* BEGIN Dataset *
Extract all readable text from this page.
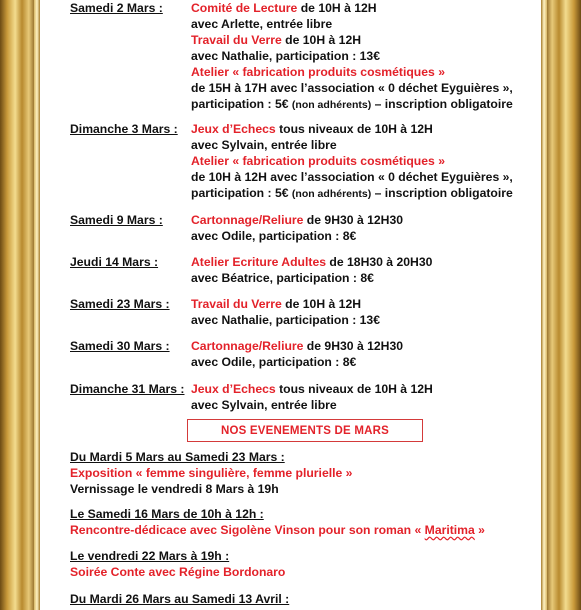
Samedi 2 Mars : Comité de Lecture de 10H à 12H
avec Arlette, entrée libre
Travail du Verre de 10H à 12H
avec Nathalie, participation : 13€
Atelier « fabrication produits cosmétiques »
de 15H à 17H avec l’association « 0 déchet Eyguières »,
participation : 5€ (non adhérents) – inscription obligatoire
Dimanche 3 Mars : Jeux d’Echecs tous niveaux de 10H à 12H
avec Sylvain, entrée libre
Atelier « fabrication produits cosmétiques »
de 10H à 12H avec l’association « 0 déchet Eyguières »,
participation : 5€ (non adhérents) – inscription obligatoire
Samedi 9 Mars : Cartonnage/Reliure de 9H30 à 12H30
avec Odile, participation : 8€
Jeudi 14 Mars :	Atelier Ecriture Adultes de 18H30 à 20H30
avec Béatrice, participation : 8€
Samedi 23 Mars : Travail du Verre de 10H à 12H
avec Nathalie, participation : 13€
Samedi 30 Mars : Cartonnage/Reliure de 9H30 à 12H30
avec Odile, participation : 8€
Dimanche 31 Mars : Jeux d’Echecs tous niveaux de 10H à 12H
avec Sylvain, entrée libre
NOS EVENEMENTS DE MARS
Du Mardi 5 Mars au Samedi 23 Mars :
Exposition « femme singulière, femme plurielle »
Vernissage le vendredi 8 Mars à 19h
Le Samedi 16 Mars de 10h à 12h :
Rencontre-dédicace avec Sigolène Vinson pour son roman « Maritima »
Le vendredi 22 Mars à 19h :
Soirée Conte avec Régine Bordonaro
Du Mardi 26 Mars au Samedi 13 Avril :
* END Dataset *
Give the entries again without a single change, but with no pictures.

- _Written reply_
Extract all readable text from this page.
Samedi 2 Mars : Comité de Lecture de 10H à 12H
avec Arlette, entrée libre
Travail du Verre de 10H à 12H
avec Nathalie, participation : 13€
Atelier « fabrication produits cosmétiques »
de 15H à 17H avec l’association « 0 déchet Eyguières »,
participation : 5€ (non adhérents) – inscription obligatoire
Dimanche 3 Mars : Jeux d’Echecs tous niveaux de 10H à 12H
avec Sylvain, entrée libre
Atelier « fabrication produits cosmétiques »
de 10H à 12H avec l’association « 0 déchet Eyguières »,
participation : 5€ (non adhérents) – inscription obligatoire
Samedi 9 Mars : Cartonnage/Reliure de 9H30 à 12H30
avec Odile, participation : 8€
Jeudi 14 Mars :	Atelier Ecriture Adultes de 18H30 à 20H30
avec Béatrice, participation : 8€
Samedi 23 Mars : Travail du Verre de 10H à 12H
avec Nathalie, participation : 13€
Samedi 30 Mars : Cartonnage/Reliure de 9H30 à 12H30
avec Odile, participation : 8€
Dimanche 31 Mars : Jeux d’Echecs tous niveaux de 10H à 12H
avec Sylvain, entrée libre
NOS EVENEMENTS DE MARS
Du Mardi 5 Mars au Samedi 23 Mars :
Exposition « femme singulière, femme plurielle »
Vernissage le vendredi 8 Mars à 19h
Le Samedi 16 Mars de 10h à 12h :
Rencontre-dédicace avec Sigolène Vinson pour son roman « Maritima »
Le vendredi 22 Mars à 19h :
Soirée Conte avec Régine Bordonaro
Du Mardi 26 Mars au Samedi 13 Avril :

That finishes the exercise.